Problem details
Where the data below has the string "month", return the whole line.

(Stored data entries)

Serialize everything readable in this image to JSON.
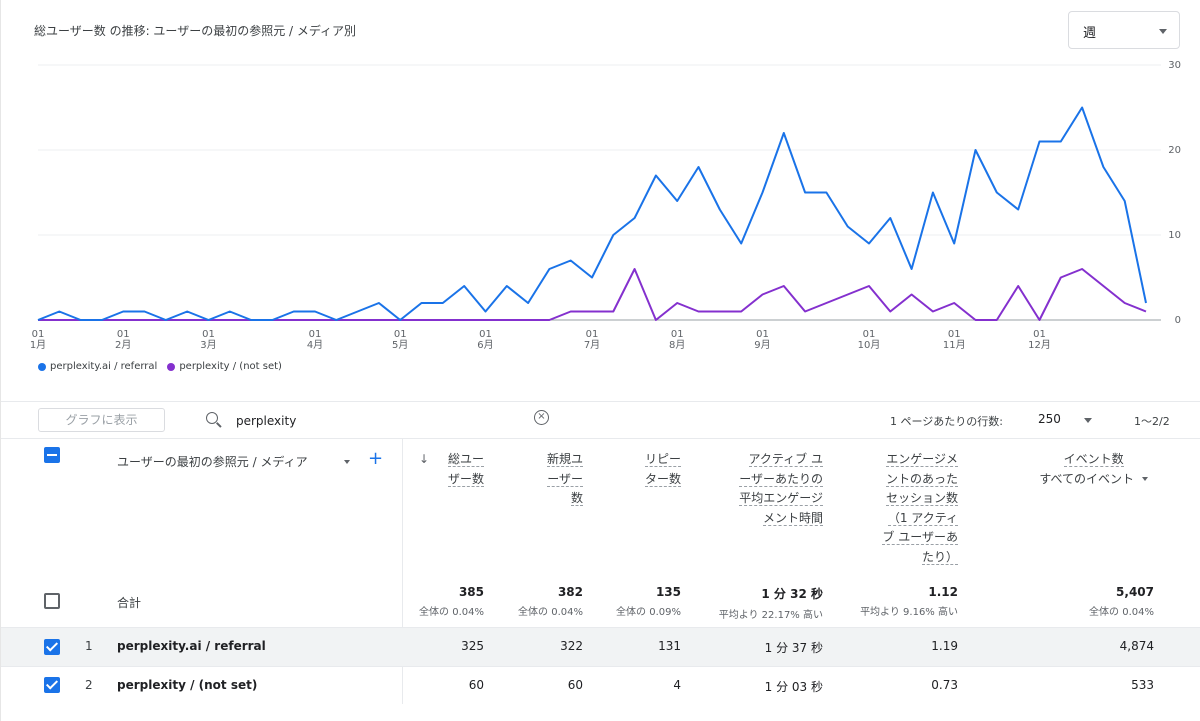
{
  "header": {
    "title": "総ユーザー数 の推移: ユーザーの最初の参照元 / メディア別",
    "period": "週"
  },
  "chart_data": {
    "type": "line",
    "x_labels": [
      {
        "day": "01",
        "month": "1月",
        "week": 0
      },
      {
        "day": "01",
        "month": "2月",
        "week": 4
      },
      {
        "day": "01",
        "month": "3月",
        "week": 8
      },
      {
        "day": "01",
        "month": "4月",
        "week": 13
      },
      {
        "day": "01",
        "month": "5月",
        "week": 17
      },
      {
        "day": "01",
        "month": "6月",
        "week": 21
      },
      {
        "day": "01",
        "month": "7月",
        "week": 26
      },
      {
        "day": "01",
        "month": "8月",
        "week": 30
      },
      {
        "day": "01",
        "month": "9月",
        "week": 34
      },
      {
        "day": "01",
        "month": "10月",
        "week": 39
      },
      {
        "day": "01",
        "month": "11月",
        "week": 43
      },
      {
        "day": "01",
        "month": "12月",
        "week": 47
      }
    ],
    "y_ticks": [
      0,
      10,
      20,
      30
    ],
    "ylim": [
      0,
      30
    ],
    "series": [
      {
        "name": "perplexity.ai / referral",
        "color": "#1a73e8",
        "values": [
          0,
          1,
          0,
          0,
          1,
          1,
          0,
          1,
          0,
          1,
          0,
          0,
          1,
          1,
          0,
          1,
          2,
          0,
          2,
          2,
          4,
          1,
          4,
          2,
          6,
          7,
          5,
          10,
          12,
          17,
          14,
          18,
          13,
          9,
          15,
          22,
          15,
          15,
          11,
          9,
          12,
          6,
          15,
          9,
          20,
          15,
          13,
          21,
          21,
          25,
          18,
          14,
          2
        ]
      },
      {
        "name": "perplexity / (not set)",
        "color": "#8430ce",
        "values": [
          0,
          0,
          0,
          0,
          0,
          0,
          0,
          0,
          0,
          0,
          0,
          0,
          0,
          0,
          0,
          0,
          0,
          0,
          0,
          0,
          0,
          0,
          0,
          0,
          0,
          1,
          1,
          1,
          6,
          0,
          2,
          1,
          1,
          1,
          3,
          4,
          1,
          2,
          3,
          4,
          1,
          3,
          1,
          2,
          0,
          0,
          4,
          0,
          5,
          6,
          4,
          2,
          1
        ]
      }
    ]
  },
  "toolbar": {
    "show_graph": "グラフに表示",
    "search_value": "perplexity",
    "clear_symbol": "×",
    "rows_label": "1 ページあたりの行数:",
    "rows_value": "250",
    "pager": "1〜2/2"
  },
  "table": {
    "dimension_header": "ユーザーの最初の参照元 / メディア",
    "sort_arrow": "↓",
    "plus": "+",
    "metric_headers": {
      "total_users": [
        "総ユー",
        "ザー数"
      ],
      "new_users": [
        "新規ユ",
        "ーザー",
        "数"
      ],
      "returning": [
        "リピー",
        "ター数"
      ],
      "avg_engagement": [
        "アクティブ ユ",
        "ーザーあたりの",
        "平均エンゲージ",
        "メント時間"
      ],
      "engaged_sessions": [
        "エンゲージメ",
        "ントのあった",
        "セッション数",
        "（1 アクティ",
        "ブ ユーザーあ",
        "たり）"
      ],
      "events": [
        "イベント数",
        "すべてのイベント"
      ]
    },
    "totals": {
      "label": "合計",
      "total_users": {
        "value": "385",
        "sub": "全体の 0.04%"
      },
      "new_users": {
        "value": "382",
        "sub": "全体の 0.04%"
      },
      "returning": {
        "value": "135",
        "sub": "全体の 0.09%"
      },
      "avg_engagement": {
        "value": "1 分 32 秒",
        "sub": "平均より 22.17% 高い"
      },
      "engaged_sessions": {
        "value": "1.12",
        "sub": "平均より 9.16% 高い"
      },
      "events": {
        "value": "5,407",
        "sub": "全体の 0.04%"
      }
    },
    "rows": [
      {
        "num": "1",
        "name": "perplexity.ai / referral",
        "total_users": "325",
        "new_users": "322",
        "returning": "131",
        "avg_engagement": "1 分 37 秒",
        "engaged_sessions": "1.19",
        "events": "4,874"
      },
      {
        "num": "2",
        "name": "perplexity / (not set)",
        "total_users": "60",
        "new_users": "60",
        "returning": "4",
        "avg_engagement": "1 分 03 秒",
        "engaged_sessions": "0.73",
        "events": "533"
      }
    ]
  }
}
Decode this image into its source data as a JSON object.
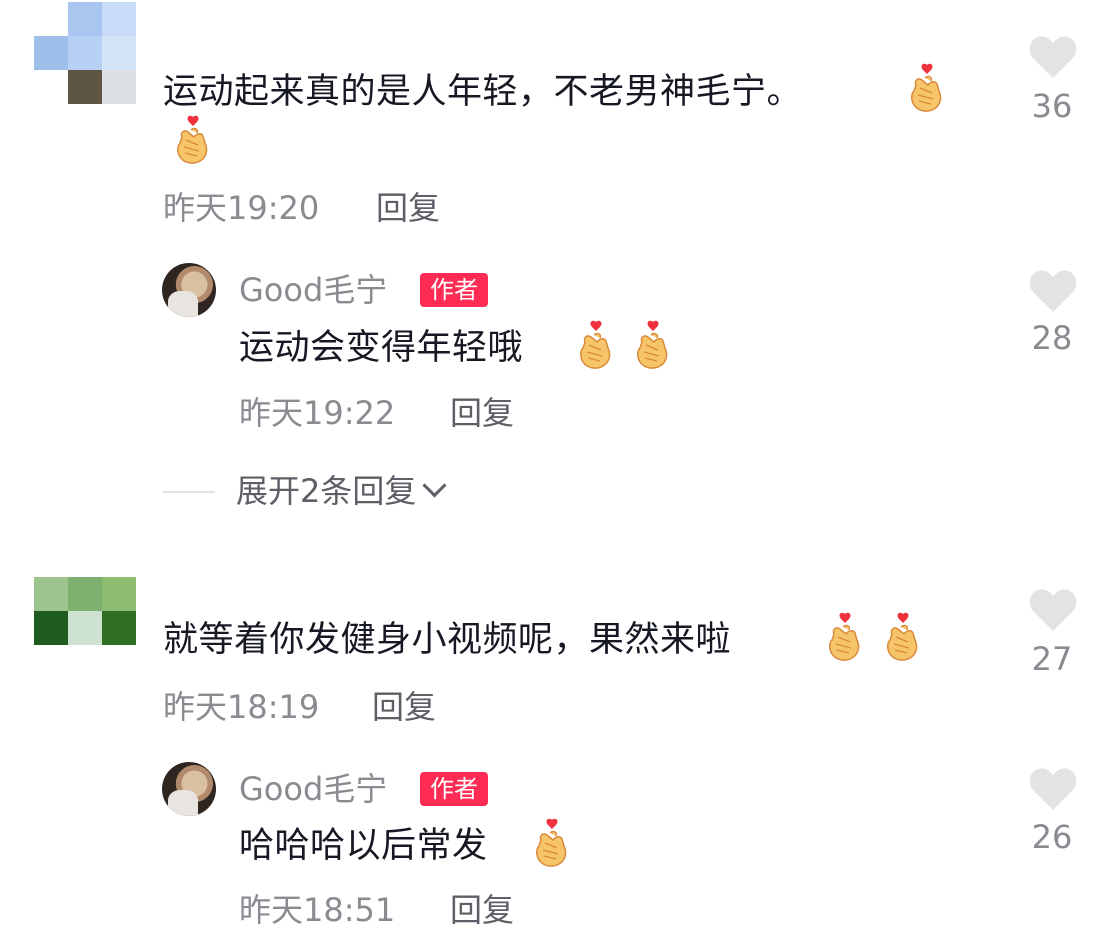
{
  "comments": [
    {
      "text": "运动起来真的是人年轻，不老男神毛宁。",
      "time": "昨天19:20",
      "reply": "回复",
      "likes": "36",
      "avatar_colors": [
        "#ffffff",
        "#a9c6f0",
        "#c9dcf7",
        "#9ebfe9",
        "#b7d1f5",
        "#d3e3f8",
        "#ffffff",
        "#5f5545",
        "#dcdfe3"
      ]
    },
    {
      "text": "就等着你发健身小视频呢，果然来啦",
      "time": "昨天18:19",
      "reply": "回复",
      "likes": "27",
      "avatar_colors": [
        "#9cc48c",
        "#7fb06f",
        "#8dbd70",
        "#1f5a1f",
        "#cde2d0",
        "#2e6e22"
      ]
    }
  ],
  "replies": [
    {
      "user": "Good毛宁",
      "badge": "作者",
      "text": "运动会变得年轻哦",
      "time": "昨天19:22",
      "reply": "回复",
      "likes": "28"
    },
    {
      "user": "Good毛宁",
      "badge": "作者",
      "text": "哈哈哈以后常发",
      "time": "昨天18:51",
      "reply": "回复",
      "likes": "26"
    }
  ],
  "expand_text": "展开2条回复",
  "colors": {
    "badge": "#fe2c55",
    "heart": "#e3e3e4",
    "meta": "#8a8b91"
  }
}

Response to this exercise
        "month": "1月",
        "month": "2月",
        "month": "3月",
        "month": "4月",
        "month": "5月",
        "month": "6月",
        "month": "7月",
        "month": "8月",
        "month": "9月",
        "month": "10月",
        "month": "11月",
        "month": "12月",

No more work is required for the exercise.